### What you should do
Restate the records below word for word.

### Input rows
==================================================
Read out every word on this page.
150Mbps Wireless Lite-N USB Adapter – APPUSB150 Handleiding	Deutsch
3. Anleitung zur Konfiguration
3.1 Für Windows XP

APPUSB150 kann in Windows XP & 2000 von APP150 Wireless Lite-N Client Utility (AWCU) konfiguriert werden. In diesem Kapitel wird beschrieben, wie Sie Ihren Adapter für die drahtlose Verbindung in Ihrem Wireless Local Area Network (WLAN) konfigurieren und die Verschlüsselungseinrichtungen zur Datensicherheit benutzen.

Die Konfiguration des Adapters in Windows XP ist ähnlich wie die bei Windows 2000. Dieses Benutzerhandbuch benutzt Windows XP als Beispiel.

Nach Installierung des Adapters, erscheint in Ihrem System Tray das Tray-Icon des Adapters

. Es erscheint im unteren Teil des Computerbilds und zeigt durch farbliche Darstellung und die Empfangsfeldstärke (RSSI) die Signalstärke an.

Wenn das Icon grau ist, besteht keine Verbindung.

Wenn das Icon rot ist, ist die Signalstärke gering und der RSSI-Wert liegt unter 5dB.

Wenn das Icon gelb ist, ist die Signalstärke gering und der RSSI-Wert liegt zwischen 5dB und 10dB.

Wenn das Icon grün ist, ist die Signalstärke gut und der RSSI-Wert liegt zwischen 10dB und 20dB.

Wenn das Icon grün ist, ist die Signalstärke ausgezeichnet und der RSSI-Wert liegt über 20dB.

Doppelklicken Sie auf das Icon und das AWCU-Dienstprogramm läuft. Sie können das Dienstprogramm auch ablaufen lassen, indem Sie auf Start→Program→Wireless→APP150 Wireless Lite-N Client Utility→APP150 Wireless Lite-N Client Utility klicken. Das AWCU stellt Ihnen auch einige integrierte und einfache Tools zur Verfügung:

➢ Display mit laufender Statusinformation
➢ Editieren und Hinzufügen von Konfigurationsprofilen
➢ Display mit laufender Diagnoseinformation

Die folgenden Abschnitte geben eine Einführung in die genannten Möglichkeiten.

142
==================================================
### Reply to the task
Read out every word on this page.
150Mbps Wireless Lite-N USB Adapter – APPUSB150 Handleiding	Deutsch
3. Anleitung zur Konfiguration
3.1 Für Windows XP

APPUSB150 kann in Windows XP & 2000 von APP150 Wireless Lite-N Client Utility (AWCU) konfiguriert werden. In diesem Kapitel wird beschrieben, wie Sie Ihren Adapter für die drahtlose Verbindung in Ihrem Wireless Local Area Network (WLAN) konfigurieren und die Verschlüsselungseinrichtungen zur Datensicherheit benutzen.

Die Konfiguration des Adapters in Windows XP ist ähnlich wie die bei Windows 2000. Dieses Benutzerhandbuch benutzt Windows XP als Beispiel.

Nach Installierung des Adapters, erscheint in Ihrem System Tray das Tray-Icon des Adapters

. Es erscheint im unteren Teil des Computerbilds und zeigt durch farbliche Darstellung und die Empfangsfeldstärke (RSSI) die Signalstärke an.

Wenn das Icon grau ist, besteht keine Verbindung.

Wenn das Icon rot ist, ist die Signalstärke gering und der RSSI-Wert liegt unter 5dB.

Wenn das Icon gelb ist, ist die Signalstärke gering und der RSSI-Wert liegt zwischen 5dB und 10dB.

Wenn das Icon grün ist, ist die Signalstärke gut und der RSSI-Wert liegt zwischen 10dB und 20dB.

Wenn das Icon grün ist, ist die Signalstärke ausgezeichnet und der RSSI-Wert liegt über 20dB.

Doppelklicken Sie auf das Icon und das AWCU-Dienstprogramm läuft. Sie können das Dienstprogramm auch ablaufen lassen, indem Sie auf Start→Program→Wireless→APP150 Wireless Lite-N Client Utility→APP150 Wireless Lite-N Client Utility klicken. Das AWCU stellt Ihnen auch einige integrierte und einfache Tools zur Verfügung:

➢ Display mit laufender Statusinformation
➢ Editieren und Hinzufügen von Konfigurationsprofilen
➢ Display mit laufender Diagnoseinformation

Die folgenden Abschnitte geben eine Einführung in die genannten Möglichkeiten.

142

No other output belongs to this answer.